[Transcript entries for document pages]
____

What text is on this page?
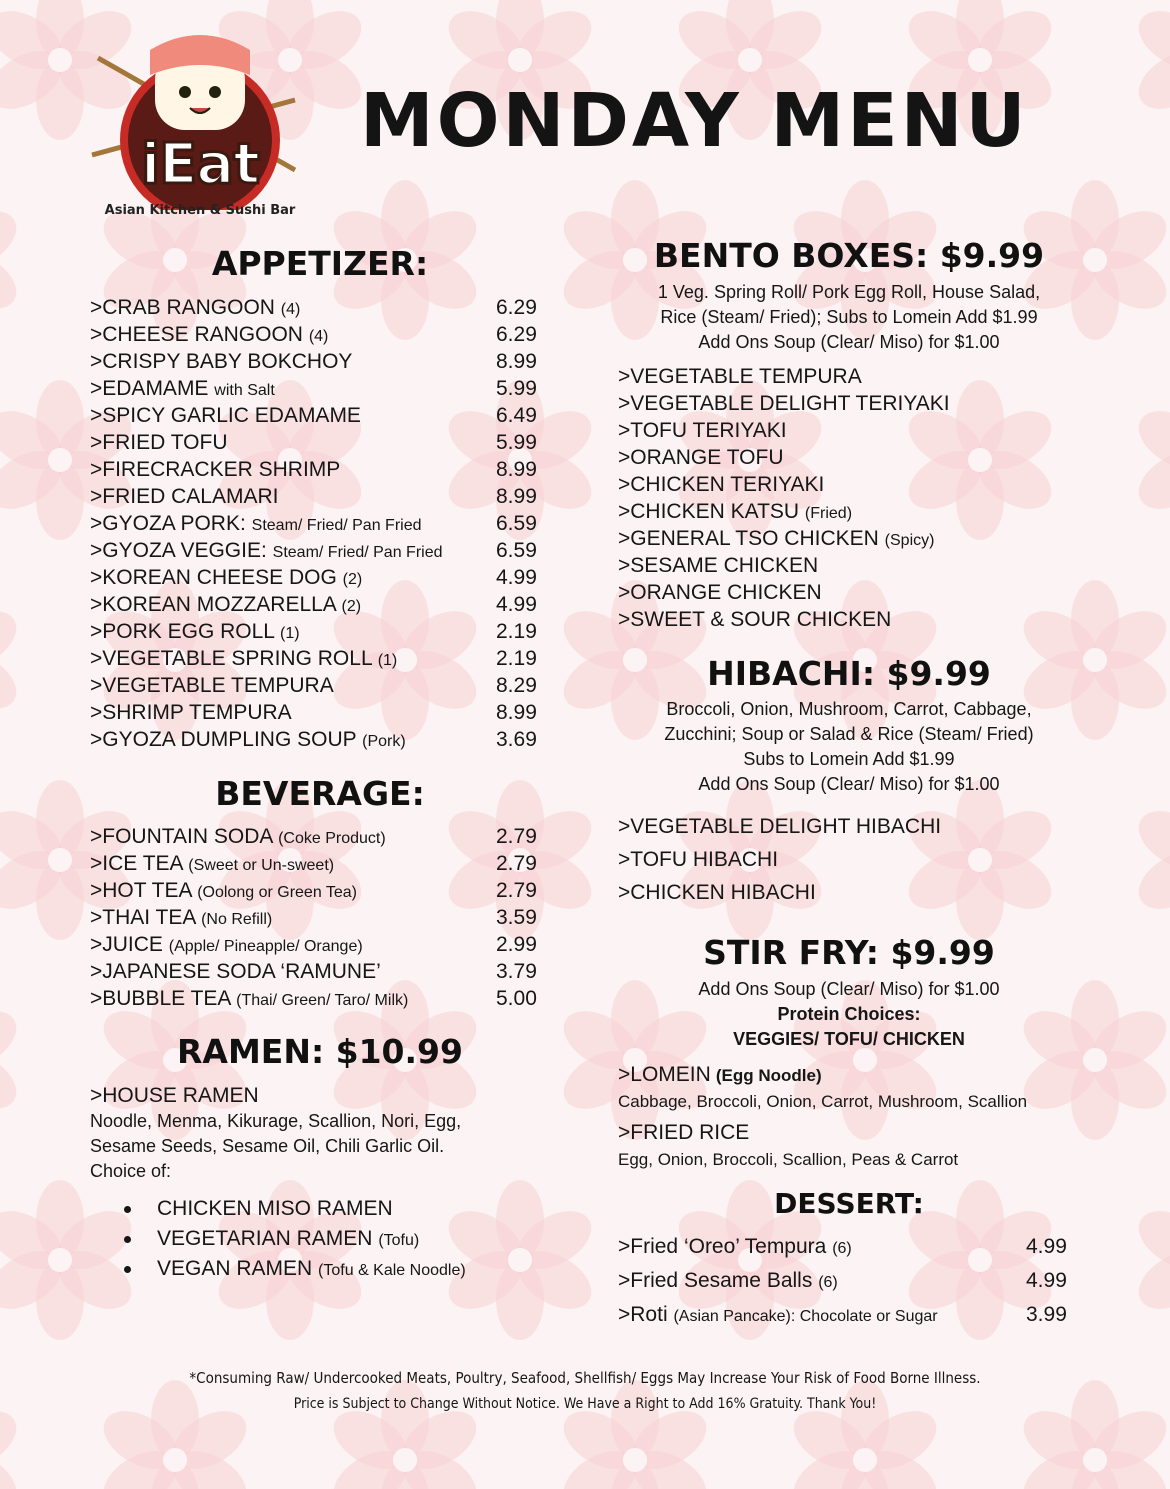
iEat
Asian Kitchen & Sushi Bar
MONDAY MENU
APPETIZER:
>CRAB RANGOON (4)	6.29
>CHEESE RANGOON (4)	6.29
>CRISPY BABY BOKCHOY	8.99
>EDAMAME with Salt	5.99
>SPICY GARLIC EDAMAME	6.49
>FRIED TOFU	5.99
>FIRECRACKER SHRIMP	8.99
>FRIED CALAMARI	8.99
>GYOZA PORK: Steam/ Fried/ Pan Fried	6.59
>GYOZA VEGGIE: Steam/ Fried/ Pan Fried	6.59
>KOREAN CHEESE DOG (2)	4.99
>KOREAN MOZZARELLA (2)	4.99
>PORK EGG ROLL (1)	2.19
>VEGETABLE SPRING ROLL (1)	2.19
>VEGETABLE TEMPURA	8.29
>SHRIMP TEMPURA	8.99
>GYOZA DUMPLING SOUP (Pork)	3.69
BEVERAGE:
>FOUNTAIN SODA (Coke Product)	2.79
>ICE TEA (Sweet or Un-sweet)	2.79
>HOT TEA (Oolong or Green Tea)	2.79
>THAI TEA (No Refill)	3.59
>JUICE (Apple/ Pineapple/ Orange)	2.99
>JAPANESE SODA ‘RAMUNE’	3.79
>BUBBLE TEA (Thai/ Green/ Taro/ Milk)	5.00
RAMEN: $10.99
>HOUSE RAMEN
Noodle, Menma, Kikurage, Scallion, Nori, Egg,
Sesame Seeds, Sesame Oil, Chili Garlic Oil.
Choice of:
CHICKEN MISO RAMEN
VEGETARIAN RAMEN (Tofu)
VEGAN RAMEN (Tofu & Kale Noodle)
BENTO BOXES: $9.99
1 Veg. Spring Roll/ Pork Egg Roll, House Salad,
Rice (Steam/ Fried); Subs to Lomein Add $1.99
Add Ons Soup (Clear/ Miso) for $1.00
>VEGETABLE TEMPURA
>VEGETABLE DELIGHT TERIYAKI
>TOFU TERIYAKI
>ORANGE TOFU
>CHICKEN TERIYAKI
>CHICKEN KATSU (Fried)
>GENERAL TSO CHICKEN (Spicy)
>SESAME CHICKEN
>ORANGE CHICKEN
>SWEET & SOUR CHICKEN
HIBACHI: $9.99
Broccoli, Onion, Mushroom, Carrot, Cabbage,
Zucchini; Soup or Salad & Rice (Steam/ Fried)
Subs to Lomein Add $1.99
Add Ons Soup (Clear/ Miso) for $1.00
>VEGETABLE DELIGHT HIBACHI
>TOFU HIBACHI
>CHICKEN HIBACHI
STIR FRY: $9.99
Add Ons Soup (Clear/ Miso) for $1.00
Protein Choices:
VEGGIES/ TOFU/ CHICKEN
>LOMEIN (Egg Noodle)
Cabbage, Broccoli, Onion, Carrot, Mushroom, Scallion
>FRIED RICE
Egg, Onion, Broccoli, Scallion, Peas & Carrot
DESSERT:
>Fried ‘Oreo’ Tempura (6)	4.99
>Fried Sesame Balls (6)	4.99
>Roti (Asian Pancake): Chocolate or Sugar	3.99
*Consuming Raw/ Undercooked Meats, Poultry, Seafood, Shellfish/ Eggs May Increase Your Risk of Food Borne Illness.
Price is Subject to Change Without Notice. We Have a Right to Add 16% Gratuity. Thank You!
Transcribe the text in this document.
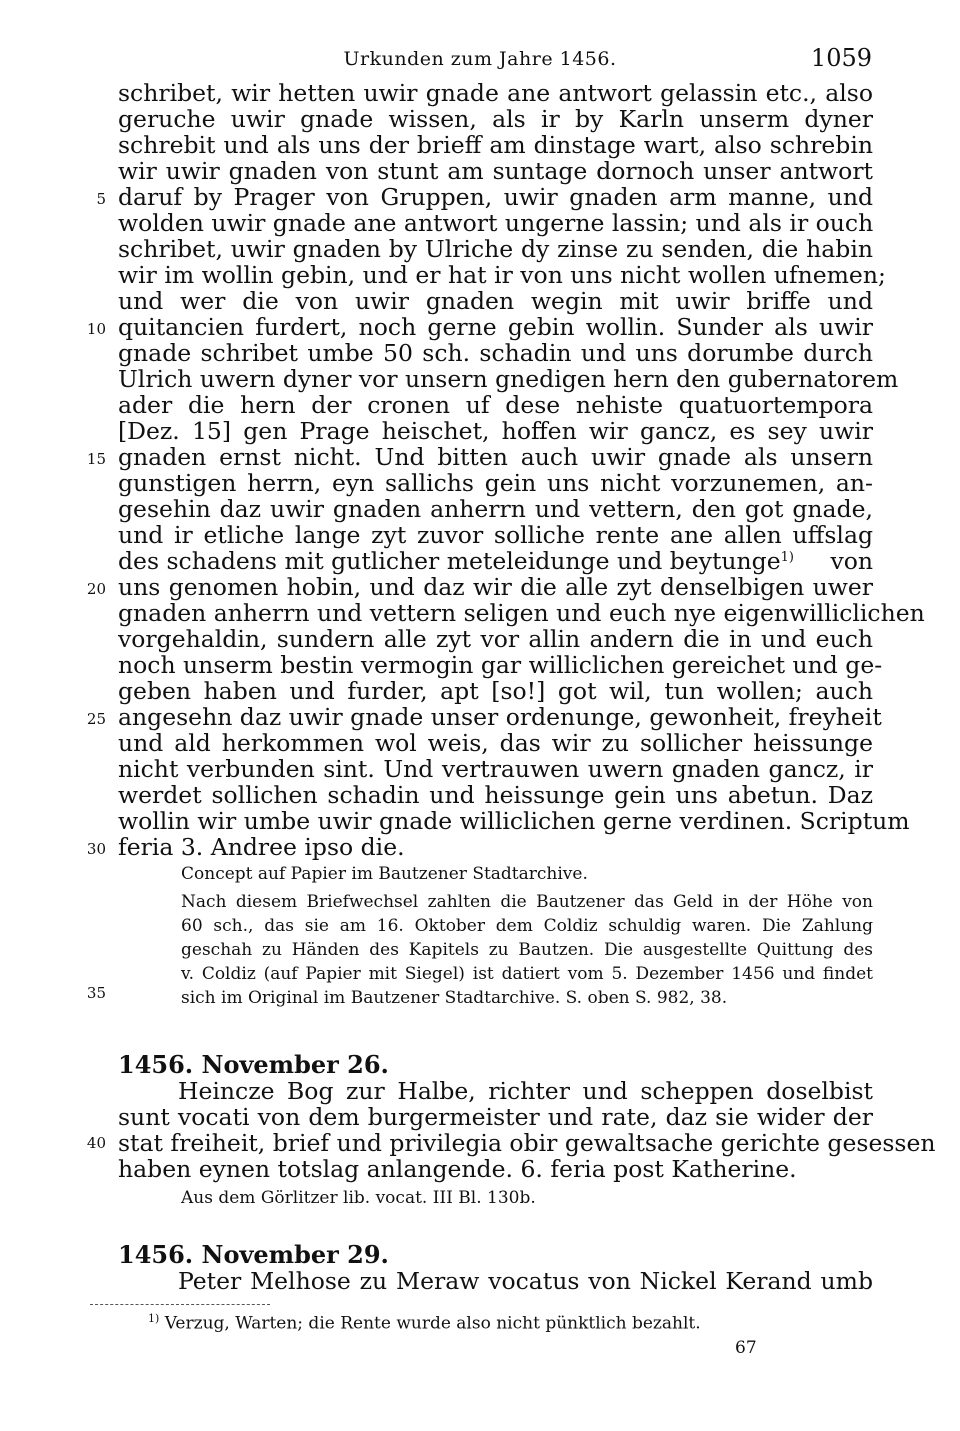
Urkunden zum Jahre 1456.	1059
schribet, wir hetten uwir gnade ane antwort gelassin etc., also
geruche uwir gnade wissen, als ir by Karln unserm dyner
schrebit und als uns der brieff am dinstage wart, also schrebin
wir uwir gnaden von stunt am suntage dornoch unser antwort
daruf by Prager von Gruppen, uwir gnaden arm manne, und
wolden uwir gnade ane antwort ungerne lassin; und als ir ouch
schribet, uwir gnaden by Ulriche dy zinse zu senden, die habin
wir im wollin gebin, und er hat ir von uns nicht wollen ufnemen;
und wer die von uwir gnaden wegin mit uwir briffe und
quitancien furdert, noch gerne gebin wollin. Sunder als uwir
gnade schribet umbe 50 sch. schadin und uns dorumbe durch
Ulrich uwern dyner vor unsern gnedigen hern den gubernatorem
ader die hern der cronen uf dese nehiste quatuortempora
[Dez. 15] gen Prage heischet, hoffen wir gancz, es sey uwir
gnaden ernst nicht. Und bitten auch uwir gnade als unsern
gunstigen herrn, eyn sallichs gein uns nicht vorzunemen, an-
gesehin daz uwir gnaden anherrn und vettern, den got gnade,
und ir etliche lange zyt zuvor solliche rente ane allen uffslag
des schadens mit gutlicher meteleidunge und beytunge$^{1)}$ von
uns genomen hobin, und daz wir die alle zyt denselbigen uwer
gnaden anherrn und vettern seligen und euch nye eigenwilliclichen
vorgehaldin, sundern alle zyt vor allin andern die in und euch
noch unserm bestin vermogin gar williclichen gereichet und ge-
geben haben und furder, apt [so!] got wil, tun wollen; auch
angesehn daz uwir gnade unser ordenunge, gewonheit, freyheit
und ald herkommen wol weis, das wir zu sollicher heissunge
nicht verbunden sint. Und vertrauwen uwern gnaden gancz, ir
werdet sollichen schadin und heissunge gein uns abetun. Daz
wollin wir umbe uwir gnade williclichen gerne verdinen. Scriptum
feria 3. Andree ipso die.
5
10
15
20
25
30
35
40
Concept auf Papier im Bautzener Stadtarchive.
Nach diesem Briefwechsel zahlten die Bautzener das Geld in der Höhe von
60 sch., das sie am 16. Oktober dem Coldiz schuldig waren. Die Zahlung
geschah zu Händen des Kapitels zu Bautzen. Die ausgestellte Quittung des
v. Coldiz (auf Papier mit Siegel) ist datiert vom 5. Dezember 1456 und findet
sich im Original im Bautzener Stadtarchive. S. oben S. 982, 38.
1456. November 26.
Heincze Bog zur Halbe, richter und scheppen doselbist
sunt vocati von dem burgermeister und rate, daz sie wider der
stat freiheit, brief und privilegia obir gewaltsache gerichte gesessen
haben eynen totslag anlangende. 6. feria post Katherine.
Aus dem Görlitzer lib. vocat. III Bl. 130b.
1456. November 29.
Peter Melhose zu Meraw vocatus von Nickel Kerand umb
$^{1)}$ Verzug, Warten; die Rente wurde also nicht pünktlich bezahlt.
67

____

#### EXERCISE DETAILS
Please find how many lines in the records hold "Steam", then give that number with nothing else.

#### SOLUTION TO THE EXERCISE
4